Retype the listing that follows, exactly as written.

-------- Dataset content --------

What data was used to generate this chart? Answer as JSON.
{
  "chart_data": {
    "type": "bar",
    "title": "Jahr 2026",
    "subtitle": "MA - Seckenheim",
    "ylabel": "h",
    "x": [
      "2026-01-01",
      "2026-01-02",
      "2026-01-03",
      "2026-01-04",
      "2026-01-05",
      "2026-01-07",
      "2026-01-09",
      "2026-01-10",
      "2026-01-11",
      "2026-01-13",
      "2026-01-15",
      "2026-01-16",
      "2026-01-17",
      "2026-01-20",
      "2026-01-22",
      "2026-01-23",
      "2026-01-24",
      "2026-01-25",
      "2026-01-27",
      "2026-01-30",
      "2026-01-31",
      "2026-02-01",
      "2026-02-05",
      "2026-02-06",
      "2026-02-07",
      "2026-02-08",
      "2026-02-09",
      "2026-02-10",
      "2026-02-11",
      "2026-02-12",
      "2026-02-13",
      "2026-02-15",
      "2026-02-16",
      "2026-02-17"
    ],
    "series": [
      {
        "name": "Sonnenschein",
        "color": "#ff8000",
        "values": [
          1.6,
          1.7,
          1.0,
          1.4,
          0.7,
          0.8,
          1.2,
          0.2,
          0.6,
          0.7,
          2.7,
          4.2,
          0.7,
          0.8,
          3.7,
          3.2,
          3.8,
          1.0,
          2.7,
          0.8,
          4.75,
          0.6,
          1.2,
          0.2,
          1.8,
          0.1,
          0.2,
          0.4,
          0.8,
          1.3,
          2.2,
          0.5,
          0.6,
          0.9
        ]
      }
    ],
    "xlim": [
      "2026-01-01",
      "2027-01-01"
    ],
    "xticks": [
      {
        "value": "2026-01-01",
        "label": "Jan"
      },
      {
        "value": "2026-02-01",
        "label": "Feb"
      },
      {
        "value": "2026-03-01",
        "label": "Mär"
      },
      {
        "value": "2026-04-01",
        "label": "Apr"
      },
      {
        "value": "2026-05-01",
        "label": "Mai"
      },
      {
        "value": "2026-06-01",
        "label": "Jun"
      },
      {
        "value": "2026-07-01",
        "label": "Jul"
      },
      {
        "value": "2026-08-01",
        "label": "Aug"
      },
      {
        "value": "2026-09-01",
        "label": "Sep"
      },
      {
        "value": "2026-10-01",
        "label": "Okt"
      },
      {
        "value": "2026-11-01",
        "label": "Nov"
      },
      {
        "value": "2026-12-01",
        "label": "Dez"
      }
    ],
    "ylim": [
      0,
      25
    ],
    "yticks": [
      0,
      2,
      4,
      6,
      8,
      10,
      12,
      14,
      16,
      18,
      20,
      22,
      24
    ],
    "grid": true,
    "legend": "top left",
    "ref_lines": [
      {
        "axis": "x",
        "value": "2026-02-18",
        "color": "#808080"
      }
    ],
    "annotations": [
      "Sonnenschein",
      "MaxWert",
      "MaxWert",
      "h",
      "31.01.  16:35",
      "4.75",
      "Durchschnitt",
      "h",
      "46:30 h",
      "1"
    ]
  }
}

--------

▸ Finished answer
What data was used to generate this chart? Answer as JSON.
{
  "chart_data": {
    "type": "bar",
    "title": "Jahr 2026",
    "subtitle": "MA - Seckenheim",
    "ylabel": "h",
    "x": [
      "2026-01-01",
      "2026-01-02",
      "2026-01-03",
      "2026-01-04",
      "2026-01-05",
      "2026-01-07",
      "2026-01-09",
      "2026-01-10",
      "2026-01-11",
      "2026-01-13",
      "2026-01-15",
      "2026-01-16",
      "2026-01-17",
      "2026-01-20",
      "2026-01-22",
      "2026-01-23",
      "2026-01-24",
      "2026-01-25",
      "2026-01-27",
      "2026-01-30",
      "2026-01-31",
      "2026-02-01",
      "2026-02-05",
      "2026-02-06",
      "2026-02-07",
      "2026-02-08",
      "2026-02-09",
      "2026-02-10",
      "2026-02-11",
      "2026-02-12",
      "2026-02-13",
      "2026-02-15",
      "2026-02-16",
      "2026-02-17"
    ],
    "series": [
      {
        "name": "Sonnenschein",
        "color": "#ff8000",
        "values": [
          1.6,
          1.7,
          1.0,
          1.4,
          0.7,
          0.8,
          1.2,
          0.2,
          0.6,
          0.7,
          2.7,
          4.2,
          0.7,
          0.8,
          3.7,
          3.2,
          3.8,
          1.0,
          2.7,
          0.8,
          4.75,
          0.6,
          1.2,
          0.2,
          1.8,
          0.1,
          0.2,
          0.4,
          0.8,
          1.3,
          2.2,
          0.5,
          0.6,
          0.9
        ]
      }
    ],
    "xlim": [
      "2026-01-01",
      "2027-01-01"
    ],
    "xticks": [
      {
        "value": "2026-01-01",
        "label": "Jan"
      },
      {
        "value": "2026-02-01",
        "label": "Feb"
      },
      {
        "value": "2026-03-01",
        "label": "Mär"
      },
      {
        "value": "2026-04-01",
        "label": "Apr"
      },
      {
        "value": "2026-05-01",
        "label": "Mai"
      },
      {
        "value": "2026-06-01",
        "label": "Jun"
      },
      {
        "value": "2026-07-01",
        "label": "Jul"
      },
      {
        "value": "2026-08-01",
        "label": "Aug"
      },
      {
        "value": "2026-09-01",
        "label": "Sep"
      },
      {
        "value": "2026-10-01",
        "label": "Okt"
      },
      {
        "value": "2026-11-01",
        "label": "Nov"
      },
      {
        "value": "2026-12-01",
        "label": "Dez"
      }
    ],
    "ylim": [
      0,
      25
    ],
    "yticks": [
      0,
      2,
      4,
      6,
      8,
      10,
      12,
      14,
      16,
      18,
      20,
      22,
      24
    ],
    "grid": true,
    "legend": "top left",
    "ref_lines": [
      {
        "axis": "x",
        "value": "2026-02-18",
        "color": "#808080"
      }
    ],
    "annotations": [
      "Sonnenschein",
      "MaxWert",
      "MaxWert",
      "h",
      "31.01.  16:35",
      "4.75",
      "Durchschnitt",
      "h",
      "46:30 h",
      "1"
    ]
  }
}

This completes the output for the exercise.